**Work required**
Write out each line in which the string "Gringhuis" is present.
>> Begin Items
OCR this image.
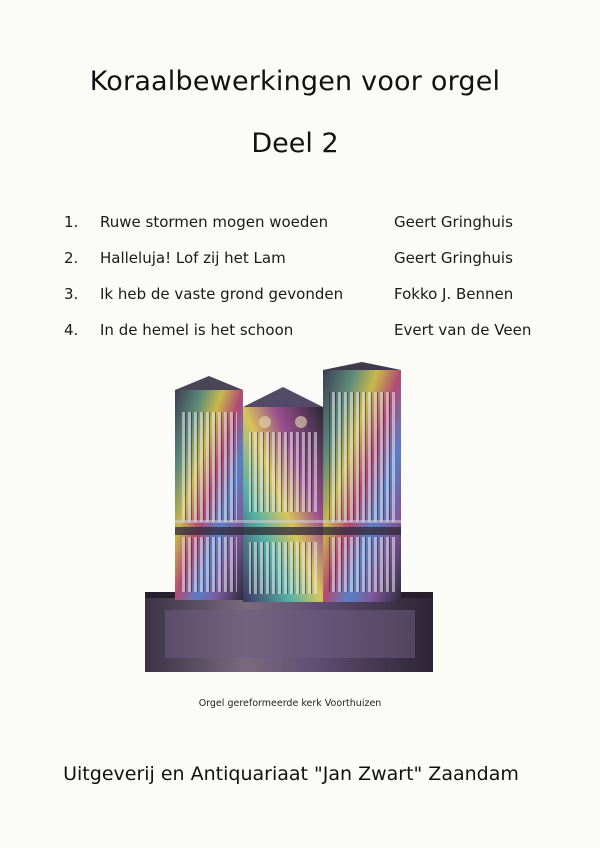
Koraalbewerkingen voor orgel
Deel 2
1. Ruwe stormen mogen woeden	Geert Gringhuis
2. Halleluja! Lof zij het Lam	Geert Gringhuis
3. Ik heb de vaste grond gevonden	Fokko J. Bennen
4. In de hemel is het schoon	Evert van de Veen
Orgel gereformeerde kerk Voorthuizen
Uitgeverij en Antiquariaat "Jan Zwart" Zaandam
>> End Items
**The answer**
1. Ruwe stormen mogen woeden	Geert Gringhuis
2. Halleluja! Lof zij het Lam	Geert Gringhuis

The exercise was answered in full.